> [Task goal]: How many lines in the records below hold the string "this"? Answer with the number alone.

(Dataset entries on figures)

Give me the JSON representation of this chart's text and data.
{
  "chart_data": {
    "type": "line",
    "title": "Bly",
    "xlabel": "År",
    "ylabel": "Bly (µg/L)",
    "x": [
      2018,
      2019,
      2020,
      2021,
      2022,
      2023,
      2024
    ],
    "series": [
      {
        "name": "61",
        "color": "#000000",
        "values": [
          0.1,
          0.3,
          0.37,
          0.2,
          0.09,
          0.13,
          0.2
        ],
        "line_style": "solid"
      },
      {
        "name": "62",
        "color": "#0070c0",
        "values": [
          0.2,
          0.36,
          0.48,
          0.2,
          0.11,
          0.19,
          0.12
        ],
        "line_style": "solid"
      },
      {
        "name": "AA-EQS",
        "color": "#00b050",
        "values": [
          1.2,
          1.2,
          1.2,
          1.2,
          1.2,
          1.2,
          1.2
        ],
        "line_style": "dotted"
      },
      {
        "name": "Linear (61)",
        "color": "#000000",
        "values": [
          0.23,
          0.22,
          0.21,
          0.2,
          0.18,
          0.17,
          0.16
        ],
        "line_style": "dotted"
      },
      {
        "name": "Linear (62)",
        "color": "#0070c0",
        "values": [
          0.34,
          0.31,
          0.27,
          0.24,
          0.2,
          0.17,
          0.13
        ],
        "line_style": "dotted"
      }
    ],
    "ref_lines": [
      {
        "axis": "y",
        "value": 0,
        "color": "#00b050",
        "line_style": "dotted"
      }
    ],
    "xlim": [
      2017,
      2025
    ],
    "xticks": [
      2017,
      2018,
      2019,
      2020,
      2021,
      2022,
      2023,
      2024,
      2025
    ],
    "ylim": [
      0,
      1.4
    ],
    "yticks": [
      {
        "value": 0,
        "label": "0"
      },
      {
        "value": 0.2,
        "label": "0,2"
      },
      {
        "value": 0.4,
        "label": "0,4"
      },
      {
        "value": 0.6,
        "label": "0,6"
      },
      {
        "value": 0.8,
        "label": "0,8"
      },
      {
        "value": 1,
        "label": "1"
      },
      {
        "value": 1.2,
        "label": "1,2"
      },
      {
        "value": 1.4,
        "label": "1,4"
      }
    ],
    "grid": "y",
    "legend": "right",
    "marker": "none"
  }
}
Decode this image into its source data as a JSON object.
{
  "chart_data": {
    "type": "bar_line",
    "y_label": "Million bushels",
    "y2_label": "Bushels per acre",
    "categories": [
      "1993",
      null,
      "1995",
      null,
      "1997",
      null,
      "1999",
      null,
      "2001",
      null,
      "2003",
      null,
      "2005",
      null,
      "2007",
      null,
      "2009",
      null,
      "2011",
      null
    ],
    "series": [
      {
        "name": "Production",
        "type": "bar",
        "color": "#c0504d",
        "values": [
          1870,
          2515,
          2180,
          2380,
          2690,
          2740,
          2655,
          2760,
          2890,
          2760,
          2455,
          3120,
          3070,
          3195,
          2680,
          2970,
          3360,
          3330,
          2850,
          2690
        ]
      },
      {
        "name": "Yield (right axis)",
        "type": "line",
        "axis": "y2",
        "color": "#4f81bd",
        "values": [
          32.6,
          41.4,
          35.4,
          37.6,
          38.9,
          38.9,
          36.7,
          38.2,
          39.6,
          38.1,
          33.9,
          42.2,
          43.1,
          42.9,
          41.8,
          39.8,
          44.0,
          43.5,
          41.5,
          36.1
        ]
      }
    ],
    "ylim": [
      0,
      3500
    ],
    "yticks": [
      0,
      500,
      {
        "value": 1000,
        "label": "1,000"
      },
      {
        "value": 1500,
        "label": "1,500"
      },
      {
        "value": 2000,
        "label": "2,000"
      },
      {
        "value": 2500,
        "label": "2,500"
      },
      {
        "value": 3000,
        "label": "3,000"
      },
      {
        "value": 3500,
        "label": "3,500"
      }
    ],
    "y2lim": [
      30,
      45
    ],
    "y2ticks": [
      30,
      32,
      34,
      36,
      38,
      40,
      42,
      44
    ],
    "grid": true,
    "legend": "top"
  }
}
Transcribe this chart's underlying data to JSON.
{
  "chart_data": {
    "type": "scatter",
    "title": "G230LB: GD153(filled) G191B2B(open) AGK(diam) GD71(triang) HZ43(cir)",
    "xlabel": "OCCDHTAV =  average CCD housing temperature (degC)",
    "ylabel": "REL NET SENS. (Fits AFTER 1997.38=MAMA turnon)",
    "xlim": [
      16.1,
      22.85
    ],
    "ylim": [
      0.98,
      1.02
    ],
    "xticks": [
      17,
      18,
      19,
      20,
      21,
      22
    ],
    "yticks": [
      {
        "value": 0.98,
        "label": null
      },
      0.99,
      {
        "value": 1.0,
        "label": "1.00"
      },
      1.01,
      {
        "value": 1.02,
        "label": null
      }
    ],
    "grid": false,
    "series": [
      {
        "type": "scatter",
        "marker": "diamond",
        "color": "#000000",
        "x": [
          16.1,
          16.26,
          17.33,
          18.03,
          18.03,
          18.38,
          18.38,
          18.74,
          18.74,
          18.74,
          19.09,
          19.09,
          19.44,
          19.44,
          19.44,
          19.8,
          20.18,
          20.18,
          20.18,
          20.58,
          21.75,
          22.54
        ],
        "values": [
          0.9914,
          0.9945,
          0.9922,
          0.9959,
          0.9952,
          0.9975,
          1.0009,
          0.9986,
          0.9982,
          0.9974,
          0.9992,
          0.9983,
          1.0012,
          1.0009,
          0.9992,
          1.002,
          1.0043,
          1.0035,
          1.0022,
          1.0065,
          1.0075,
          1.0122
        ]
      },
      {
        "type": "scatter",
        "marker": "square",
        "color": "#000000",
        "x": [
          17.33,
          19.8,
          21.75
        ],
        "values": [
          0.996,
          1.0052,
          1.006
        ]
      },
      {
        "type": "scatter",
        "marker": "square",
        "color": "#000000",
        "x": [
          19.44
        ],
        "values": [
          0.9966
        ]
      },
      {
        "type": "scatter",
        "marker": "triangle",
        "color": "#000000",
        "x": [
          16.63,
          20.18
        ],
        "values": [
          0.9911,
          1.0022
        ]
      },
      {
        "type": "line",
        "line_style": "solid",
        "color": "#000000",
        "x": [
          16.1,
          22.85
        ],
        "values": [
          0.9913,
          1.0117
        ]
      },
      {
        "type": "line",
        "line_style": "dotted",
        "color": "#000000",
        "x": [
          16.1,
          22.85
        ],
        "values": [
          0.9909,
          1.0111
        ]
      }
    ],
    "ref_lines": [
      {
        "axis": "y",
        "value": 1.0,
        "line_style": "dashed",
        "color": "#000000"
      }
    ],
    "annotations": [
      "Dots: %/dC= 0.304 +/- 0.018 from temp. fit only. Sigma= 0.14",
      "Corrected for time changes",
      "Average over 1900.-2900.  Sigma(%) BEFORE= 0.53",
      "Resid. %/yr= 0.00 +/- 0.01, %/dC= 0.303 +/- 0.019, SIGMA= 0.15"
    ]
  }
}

> [Correct result]: 3